> What to do: Will you output all of the data below exactly, omitting the images?

> Dataset:
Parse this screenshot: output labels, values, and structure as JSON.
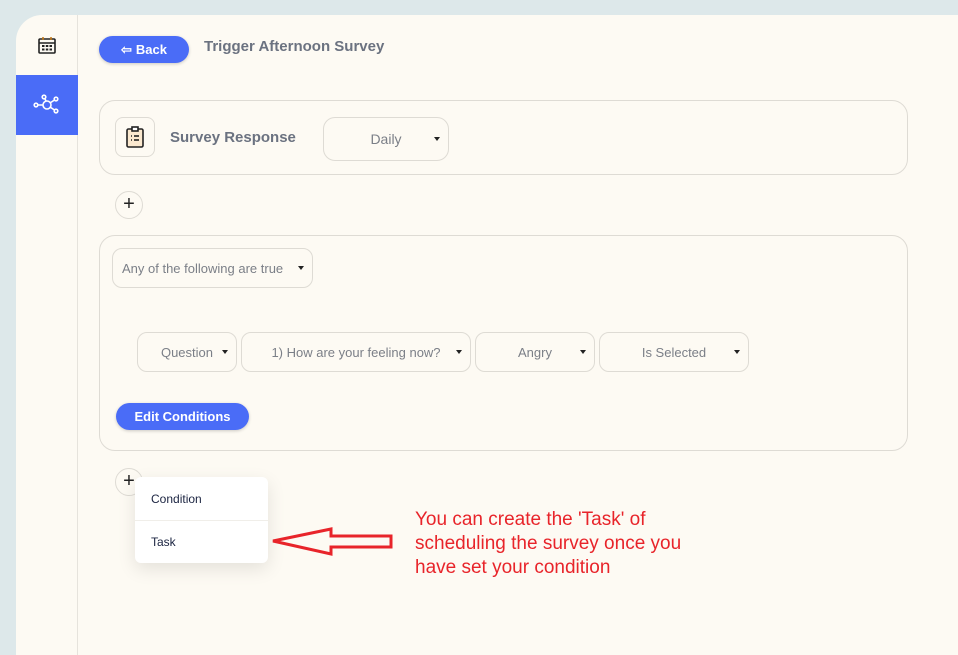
{
  "header": {
    "back_label": "Back",
    "title": "Trigger Afternoon Survey"
  },
  "sidebar": {
    "items": [
      {
        "icon": "calendar-icon",
        "active": false
      },
      {
        "icon": "workflow-icon",
        "active": true
      }
    ]
  },
  "trigger": {
    "label": "Survey Response",
    "frequency": "Daily"
  },
  "condition": {
    "match": "Any of the following are true",
    "row": {
      "type": "Question",
      "question": "1) How are your feeling now?",
      "answer": "Angry",
      "operator": "Is Selected"
    },
    "edit_label": "Edit Conditions"
  },
  "add_menu": {
    "items": [
      "Condition",
      "Task"
    ]
  },
  "annotation": {
    "text": "You can create the 'Task' of scheduling the survey once you have set your condition",
    "color": "#e8242a"
  },
  "colors": {
    "accent": "#4a6cf7"
  }
}
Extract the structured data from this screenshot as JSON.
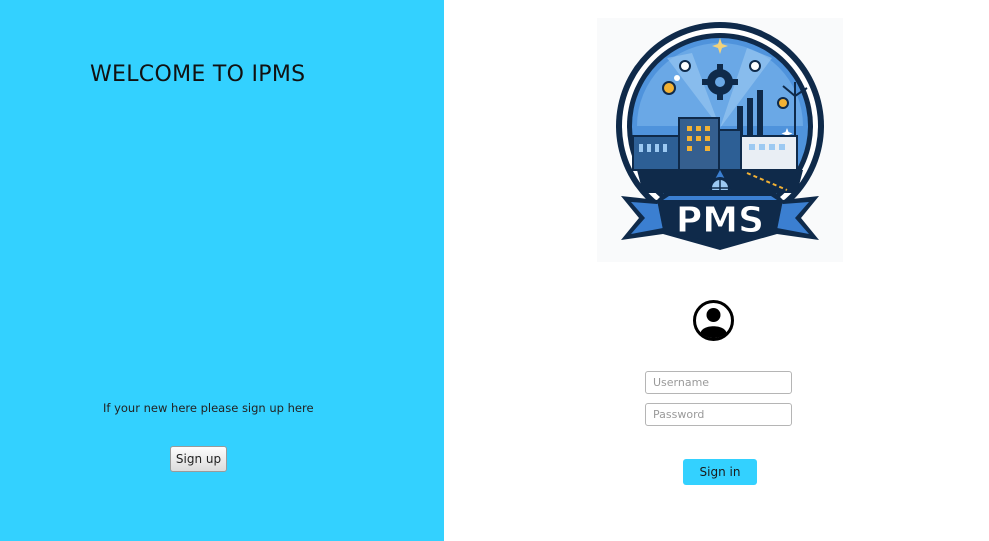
{
  "colors": {
    "left_panel_bg": "#33d1ff",
    "signin_button_bg": "#33d1ff",
    "logo_navy": "#0f2a4a",
    "logo_blue": "#3b7fd1"
  },
  "left_panel": {
    "welcome_title": "WELCOME TO IPMS",
    "signup_hint": "If your new here please sign up here",
    "signup_label": "Sign up"
  },
  "right_panel": {
    "logo": {
      "icon": "factory-logo-icon",
      "text": "PMS"
    },
    "user_icon": "user-avatar-icon",
    "username": {
      "value": "",
      "placeholder": "Username"
    },
    "password": {
      "value": "",
      "placeholder": "Password"
    },
    "signin_label": "Sign in"
  }
}
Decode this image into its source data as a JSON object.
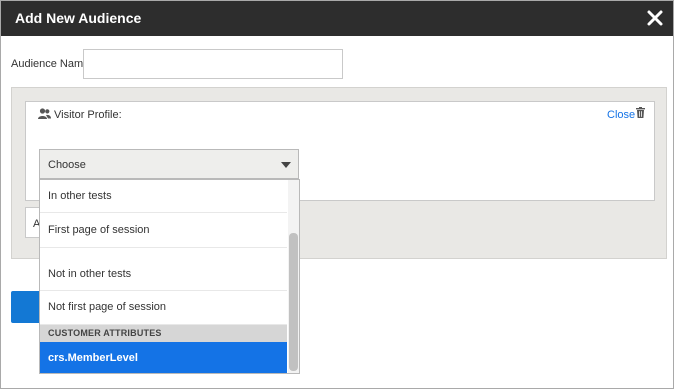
{
  "dialog": {
    "title": "Add New Audience",
    "close_icon": "close-x-icon"
  },
  "audience_name": {
    "label": "Audience Name",
    "value": "",
    "placeholder": ""
  },
  "rule_card": {
    "icon": "users-icon",
    "label": "Visitor Profile:",
    "close_label": "Close",
    "delete_icon": "trash-icon"
  },
  "and_button": {
    "label": "A"
  },
  "select": {
    "value": "Choose",
    "caret_icon": "caret-down-icon",
    "options": [
      "In other tests",
      "First page of session",
      "Not in other tests",
      "Not first page of session"
    ],
    "group_header": "CUSTOMER ATTRIBUTES",
    "selected_option": "crs.MemberLevel"
  },
  "colors": {
    "titlebar": "#2d2d2d",
    "accent": "#1473e6",
    "panel": "#e9e8e5"
  }
}
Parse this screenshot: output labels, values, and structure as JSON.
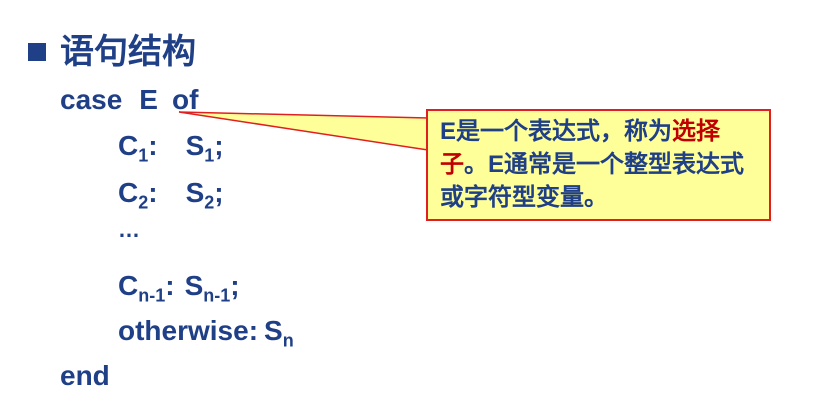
{
  "heading": "语句结构",
  "code": {
    "line1": {
      "keyword": "case",
      "selector": "E",
      "of": "of"
    },
    "line2": {
      "c": "C",
      "c_sub": "1",
      "sep": ":",
      "s": "S",
      "s_sub": "1",
      "end": ";"
    },
    "line3": {
      "c": "C",
      "c_sub": "2",
      "sep": ":",
      "s": "S",
      "s_sub": "2",
      "end": ";"
    },
    "ellipsis": "…",
    "line4": {
      "c": "C",
      "c_sub": "n-1",
      "sep": ":",
      "s": "S",
      "s_sub": "n-1",
      "end": ";"
    },
    "line5": {
      "keyword": "otherwise",
      "sep": ":",
      "s": "S",
      "s_sub": "n"
    },
    "line6": {
      "keyword": "end"
    }
  },
  "callout": {
    "part1": "E是一个表达式，称为",
    "highlight": "选择子",
    "part2": "。E通常是一个整型表达式或字符型变量。"
  },
  "colors": {
    "text": "#1f3f86",
    "callout_bg": "#ffff99",
    "callout_border": "#e02020",
    "highlight": "#c00000"
  }
}
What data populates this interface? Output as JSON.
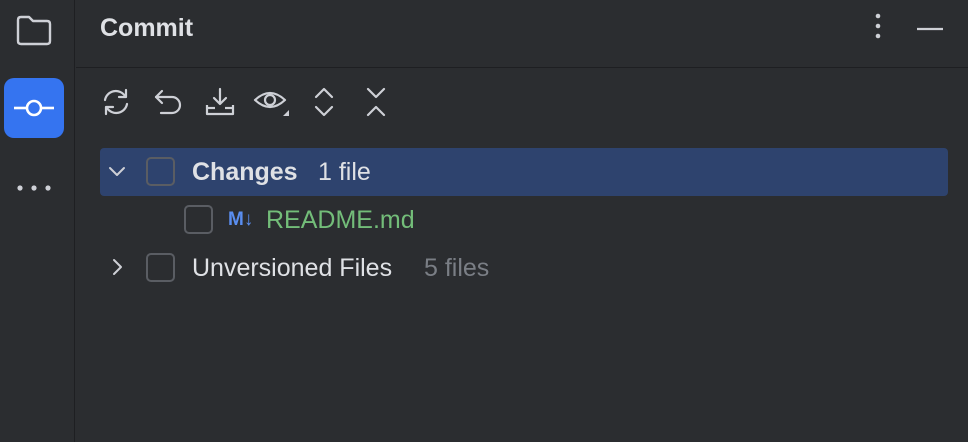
{
  "panel": {
    "title": "Commit"
  },
  "left_strip": {
    "items": [
      {
        "icon": "folder-icon",
        "active": false
      },
      {
        "icon": "commit-icon",
        "active": true
      },
      {
        "icon": "more-icon",
        "active": false
      }
    ]
  },
  "header_actions": [
    {
      "icon": "more-vertical-icon"
    },
    {
      "icon": "minimize-icon"
    }
  ],
  "toolbar": [
    {
      "icon": "refresh-icon"
    },
    {
      "icon": "rollback-icon"
    },
    {
      "icon": "shelve-icon"
    },
    {
      "icon": "eye-icon"
    },
    {
      "icon": "expand-all-icon"
    },
    {
      "icon": "collapse-all-icon"
    }
  ],
  "tree": {
    "changes": {
      "label": "Changes",
      "count": "1 file",
      "expanded": true,
      "files": [
        {
          "badge": "M↓",
          "name": "README.md"
        }
      ]
    },
    "unversioned": {
      "label": "Unversioned Files",
      "count": "5 files",
      "expanded": false
    }
  },
  "colors": {
    "background": "#2b2d30",
    "accent": "#3574f0",
    "selection": "#2e436e",
    "text": "#dfe1e5",
    "muted": "#7a7e85",
    "added_green": "#73bd79",
    "badge_blue": "#5a8ef0"
  }
}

> Exercise answer:
Parse this screenshot: output labels, values, and structure as JSON.
{
  "header": {
    "back_label": "Back",
    "title": "Trigger Afternoon Survey"
  },
  "sidebar": {
    "items": [
      {
        "icon": "calendar-icon",
        "active": false
      },
      {
        "icon": "workflow-icon",
        "active": true
      }
    ]
  },
  "trigger": {
    "label": "Survey Response",
    "frequency": "Daily"
  },
  "condition": {
    "match": "Any of the following are true",
    "row": {
      "type": "Question",
      "question": "1) How are your feeling now?",
      "answer": "Angry",
      "operator": "Is Selected"
    },
    "edit_label": "Edit Conditions"
  },
  "add_menu": {
    "items": [
      "Condition",
      "Task"
    ]
  },
  "annotation": {
    "text": "You can create the 'Task' of scheduling the survey once you have set your condition",
    "color": "#e8242a"
  },
  "colors": {
    "accent": "#4a6cf7"
  }
}
Extract the structured data from this screenshot as JSON.
{
  "colors": {
    "left_panel_bg": "#33d1ff",
    "signin_button_bg": "#33d1ff",
    "logo_navy": "#0f2a4a",
    "logo_blue": "#3b7fd1"
  },
  "left_panel": {
    "welcome_title": "WELCOME TO IPMS",
    "signup_hint": "If your new here please sign up here",
    "signup_label": "Sign up"
  },
  "right_panel": {
    "logo": {
      "icon": "factory-logo-icon",
      "text": "PMS"
    },
    "user_icon": "user-avatar-icon",
    "username": {
      "value": "",
      "placeholder": "Username"
    },
    "password": {
      "value": "",
      "placeholder": "Password"
    },
    "signin_label": "Sign in"
  }
}
Decode this image into its source data as a JSON object.
{
  "dialog": {
    "title": "Add New Audience",
    "close_icon": "close-x-icon"
  },
  "audience_name": {
    "label": "Audience Name",
    "value": "",
    "placeholder": ""
  },
  "rule_card": {
    "icon": "users-icon",
    "label": "Visitor Profile:",
    "close_label": "Close",
    "delete_icon": "trash-icon"
  },
  "and_button": {
    "label": "A"
  },
  "select": {
    "value": "Choose",
    "caret_icon": "caret-down-icon",
    "options": [
      "In other tests",
      "First page of session",
      "Not in other tests",
      "Not first page of session"
    ],
    "group_header": "CUSTOMER ATTRIBUTES",
    "selected_option": "crs.MemberLevel"
  },
  "colors": {
    "titlebar": "#2d2d2d",
    "accent": "#1473e6",
    "panel": "#e9e8e5"
  }
}
Parse this screenshot: output labels, values, and structure as JSON.
{
  "heading": "语句结构",
  "code": {
    "line1": {
      "keyword": "case",
      "selector": "E",
      "of": "of"
    },
    "line2": {
      "c": "C",
      "c_sub": "1",
      "sep": ":",
      "s": "S",
      "s_sub": "1",
      "end": ";"
    },
    "line3": {
      "c": "C",
      "c_sub": "2",
      "sep": ":",
      "s": "S",
      "s_sub": "2",
      "end": ";"
    },
    "ellipsis": "…",
    "line4": {
      "c": "C",
      "c_sub": "n-1",
      "sep": ":",
      "s": "S",
      "s_sub": "n-1",
      "end": ";"
    },
    "line5": {
      "keyword": "otherwise",
      "sep": ":",
      "s": "S",
      "s_sub": "n"
    },
    "line6": {
      "keyword": "end"
    }
  },
  "callout": {
    "part1": "E是一个表达式，称为",
    "highlight": "选择子",
    "part2": "。E通常是一个整型表达式或字符型变量。"
  },
  "colors": {
    "text": "#1f3f86",
    "callout_bg": "#ffff99",
    "callout_border": "#e02020",
    "highlight": "#c00000"
  }
}
What data populates this interface? Output as JSON.
{
  "panel": {
    "title": "Commit"
  },
  "left_strip": {
    "items": [
      {
        "icon": "folder-icon",
        "active": false
      },
      {
        "icon": "commit-icon",
        "active": true
      },
      {
        "icon": "more-icon",
        "active": false
      }
    ]
  },
  "header_actions": [
    {
      "icon": "more-vertical-icon"
    },
    {
      "icon": "minimize-icon"
    }
  ],
  "toolbar": [
    {
      "icon": "refresh-icon"
    },
    {
      "icon": "rollback-icon"
    },
    {
      "icon": "shelve-icon"
    },
    {
      "icon": "eye-icon"
    },
    {
      "icon": "expand-all-icon"
    },
    {
      "icon": "collapse-all-icon"
    }
  ],
  "tree": {
    "changes": {
      "label": "Changes",
      "count": "1 file",
      "expanded": true,
      "files": [
        {
          "badge": "M↓",
          "name": "README.md"
        }
      ]
    },
    "unversioned": {
      "label": "Unversioned Files",
      "count": "5 files",
      "expanded": false
    }
  },
  "colors": {
    "background": "#2b2d30",
    "accent": "#3574f0",
    "selection": "#2e436e",
    "text": "#dfe1e5",
    "muted": "#7a7e85",
    "added_green": "#73bd79",
    "badge_blue": "#5a8ef0"
  }
}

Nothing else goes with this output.